■ Dataset entries on figures:
################

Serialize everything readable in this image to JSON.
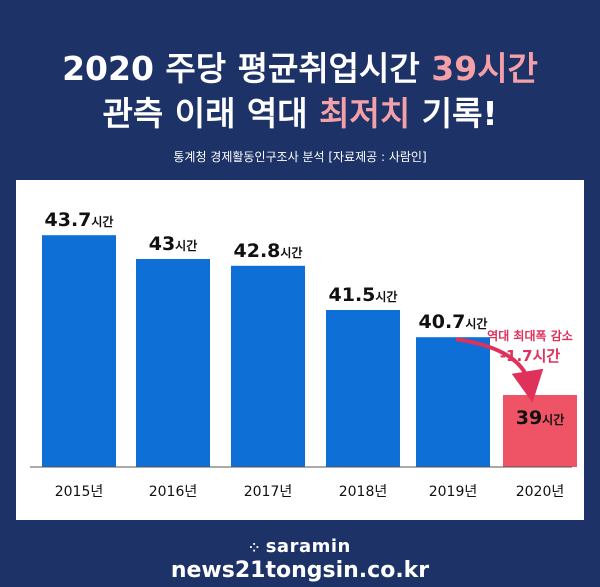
{
  "headline": {
    "line1_prefix": "2020 주당 평균취업시간 ",
    "line1_accent": "39시간",
    "line2_prefix": "관측 이래 역대 ",
    "line2_accent": "최저치",
    "line2_suffix": " 기록!"
  },
  "subtitle": "통계청 경제활동인구조사 분석 [자료제공 : 사람인]",
  "colors": {
    "background": "#1d3266",
    "bar": "#0e6fd6",
    "highlight_bar": "#ee5465",
    "accent_text": "#f3a0a8",
    "callout": "#e0315a"
  },
  "chart_data": {
    "type": "bar",
    "categories": [
      "2015년",
      "2016년",
      "2017년",
      "2018년",
      "2019년",
      "2020년"
    ],
    "values": [
      43.7,
      43,
      42.8,
      41.5,
      40.7,
      39
    ],
    "value_labels": [
      "43.7",
      "43",
      "42.8",
      "41.5",
      "40.7",
      "39"
    ],
    "unit": "시간",
    "highlight_index": 5,
    "grid": false,
    "annotation": {
      "line1": "역대 최대폭 감소",
      "line2": "-1.7시간"
    }
  },
  "footer": {
    "brand": "saramin",
    "brand_icon": "dots-icon",
    "url": "news21tongsin.co.kr"
  }
}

################

■ BRIEF: Leave out the pictures and output the rest of the material exactly as written.

■ TASK RESPONSE:
Serialize everything readable in this image to JSON.
{
  "headline": {
    "line1_prefix": "2020 주당 평균취업시간 ",
    "line1_accent": "39시간",
    "line2_prefix": "관측 이래 역대 ",
    "line2_accent": "최저치",
    "line2_suffix": " 기록!"
  },
  "subtitle": "통계청 경제활동인구조사 분석 [자료제공 : 사람인]",
  "colors": {
    "background": "#1d3266",
    "bar": "#0e6fd6",
    "highlight_bar": "#ee5465",
    "accent_text": "#f3a0a8",
    "callout": "#e0315a"
  },
  "chart_data": {
    "type": "bar",
    "categories": [
      "2015년",
      "2016년",
      "2017년",
      "2018년",
      "2019년",
      "2020년"
    ],
    "values": [
      43.7,
      43,
      42.8,
      41.5,
      40.7,
      39
    ],
    "value_labels": [
      "43.7",
      "43",
      "42.8",
      "41.5",
      "40.7",
      "39"
    ],
    "unit": "시간",
    "highlight_index": 5,
    "grid": false,
    "annotation": {
      "line1": "역대 최대폭 감소",
      "line2": "-1.7시간"
    }
  },
  "footer": {
    "brand": "saramin",
    "brand_icon": "dots-icon",
    "url": "news21tongsin.co.kr"
  }
}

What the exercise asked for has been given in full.